Across all the lines below, how many contain the string "sweet"? Please reply with the number only.

__Rows__
-- -- --
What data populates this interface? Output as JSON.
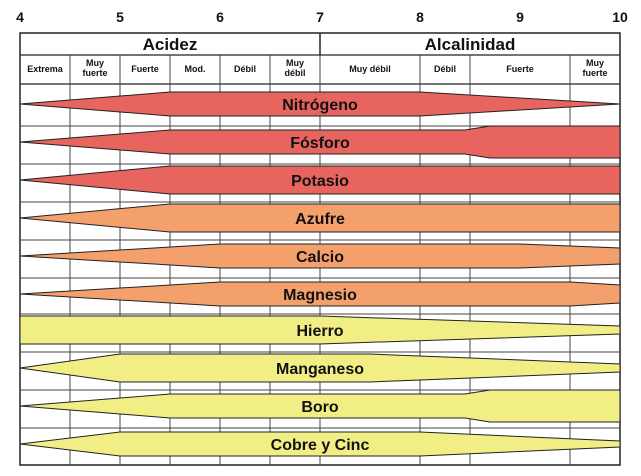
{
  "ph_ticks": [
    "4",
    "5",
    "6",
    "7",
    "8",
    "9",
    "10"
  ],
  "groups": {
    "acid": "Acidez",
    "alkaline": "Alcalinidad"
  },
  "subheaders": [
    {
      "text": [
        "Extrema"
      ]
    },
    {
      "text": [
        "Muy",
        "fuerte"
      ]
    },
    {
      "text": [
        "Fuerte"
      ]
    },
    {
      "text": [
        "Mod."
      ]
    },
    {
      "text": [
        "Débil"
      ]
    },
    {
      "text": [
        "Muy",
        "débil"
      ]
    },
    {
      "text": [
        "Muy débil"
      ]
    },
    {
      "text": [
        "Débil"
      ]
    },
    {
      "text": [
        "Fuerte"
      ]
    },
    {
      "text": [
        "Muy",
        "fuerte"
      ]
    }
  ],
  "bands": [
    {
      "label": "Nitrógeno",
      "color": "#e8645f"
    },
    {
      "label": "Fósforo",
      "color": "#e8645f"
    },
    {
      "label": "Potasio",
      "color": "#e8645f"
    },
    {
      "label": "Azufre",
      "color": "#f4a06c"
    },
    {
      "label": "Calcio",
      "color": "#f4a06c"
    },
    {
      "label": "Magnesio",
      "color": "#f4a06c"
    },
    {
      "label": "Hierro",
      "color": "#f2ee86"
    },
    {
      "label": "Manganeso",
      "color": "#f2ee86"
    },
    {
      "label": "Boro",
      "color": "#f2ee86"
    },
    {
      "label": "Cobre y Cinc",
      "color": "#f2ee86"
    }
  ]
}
-- -- --
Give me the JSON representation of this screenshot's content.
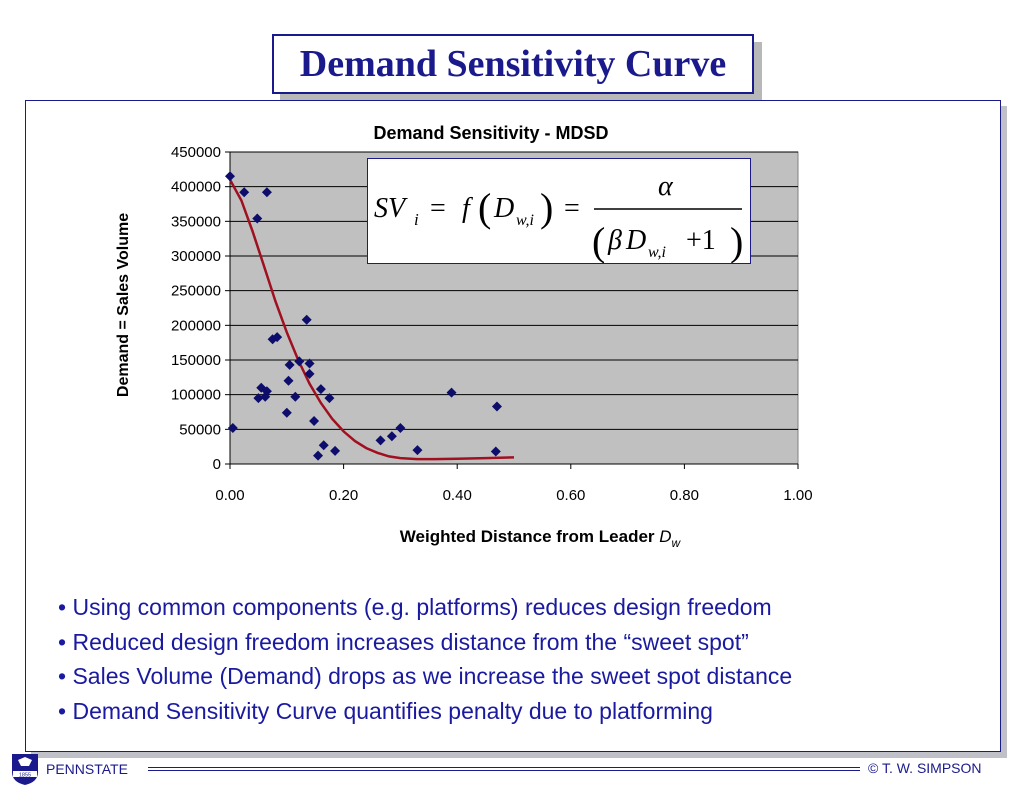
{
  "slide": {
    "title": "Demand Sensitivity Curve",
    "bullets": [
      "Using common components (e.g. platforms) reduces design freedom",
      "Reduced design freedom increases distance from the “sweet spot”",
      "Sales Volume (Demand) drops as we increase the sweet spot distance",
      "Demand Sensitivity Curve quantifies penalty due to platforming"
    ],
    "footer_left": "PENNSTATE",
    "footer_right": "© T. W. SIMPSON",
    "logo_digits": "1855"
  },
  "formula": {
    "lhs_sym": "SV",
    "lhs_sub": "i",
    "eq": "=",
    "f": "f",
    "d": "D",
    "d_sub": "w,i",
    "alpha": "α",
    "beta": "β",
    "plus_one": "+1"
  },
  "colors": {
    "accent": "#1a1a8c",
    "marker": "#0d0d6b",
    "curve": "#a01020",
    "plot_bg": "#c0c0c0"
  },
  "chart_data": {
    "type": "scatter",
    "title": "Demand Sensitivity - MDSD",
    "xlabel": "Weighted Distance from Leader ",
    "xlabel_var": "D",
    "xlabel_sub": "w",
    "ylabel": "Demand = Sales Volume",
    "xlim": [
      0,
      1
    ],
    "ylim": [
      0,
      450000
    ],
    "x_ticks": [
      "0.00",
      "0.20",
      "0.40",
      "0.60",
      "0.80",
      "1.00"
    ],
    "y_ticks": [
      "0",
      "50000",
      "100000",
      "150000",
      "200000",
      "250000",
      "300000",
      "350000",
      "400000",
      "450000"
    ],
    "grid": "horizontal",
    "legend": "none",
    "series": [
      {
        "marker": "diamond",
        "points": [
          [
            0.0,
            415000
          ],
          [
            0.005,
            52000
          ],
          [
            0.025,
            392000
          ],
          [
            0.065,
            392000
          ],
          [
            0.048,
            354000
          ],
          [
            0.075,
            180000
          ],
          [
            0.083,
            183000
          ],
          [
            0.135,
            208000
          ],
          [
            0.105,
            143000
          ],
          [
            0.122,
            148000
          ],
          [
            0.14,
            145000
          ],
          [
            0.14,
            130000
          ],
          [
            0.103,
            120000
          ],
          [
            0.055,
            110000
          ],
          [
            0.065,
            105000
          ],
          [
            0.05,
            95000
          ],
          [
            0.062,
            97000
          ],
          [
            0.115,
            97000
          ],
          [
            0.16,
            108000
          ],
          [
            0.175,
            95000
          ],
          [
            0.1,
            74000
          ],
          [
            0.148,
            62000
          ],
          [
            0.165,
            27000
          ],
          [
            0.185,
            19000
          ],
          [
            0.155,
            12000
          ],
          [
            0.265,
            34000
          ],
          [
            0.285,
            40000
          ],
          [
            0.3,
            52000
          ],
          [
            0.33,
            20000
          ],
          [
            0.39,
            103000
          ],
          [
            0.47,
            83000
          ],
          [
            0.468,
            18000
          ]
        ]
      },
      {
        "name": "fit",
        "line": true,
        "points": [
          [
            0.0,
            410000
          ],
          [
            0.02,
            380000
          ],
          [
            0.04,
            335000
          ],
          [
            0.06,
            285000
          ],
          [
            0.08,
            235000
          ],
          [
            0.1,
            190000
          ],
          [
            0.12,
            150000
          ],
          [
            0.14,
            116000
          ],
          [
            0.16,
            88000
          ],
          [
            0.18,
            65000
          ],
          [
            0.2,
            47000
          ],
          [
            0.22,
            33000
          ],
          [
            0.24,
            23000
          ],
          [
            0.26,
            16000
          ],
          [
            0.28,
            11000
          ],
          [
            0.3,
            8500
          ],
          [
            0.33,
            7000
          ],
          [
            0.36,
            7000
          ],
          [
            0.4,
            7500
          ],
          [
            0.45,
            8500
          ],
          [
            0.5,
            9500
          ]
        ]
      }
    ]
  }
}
-- -- --
__Reply__
2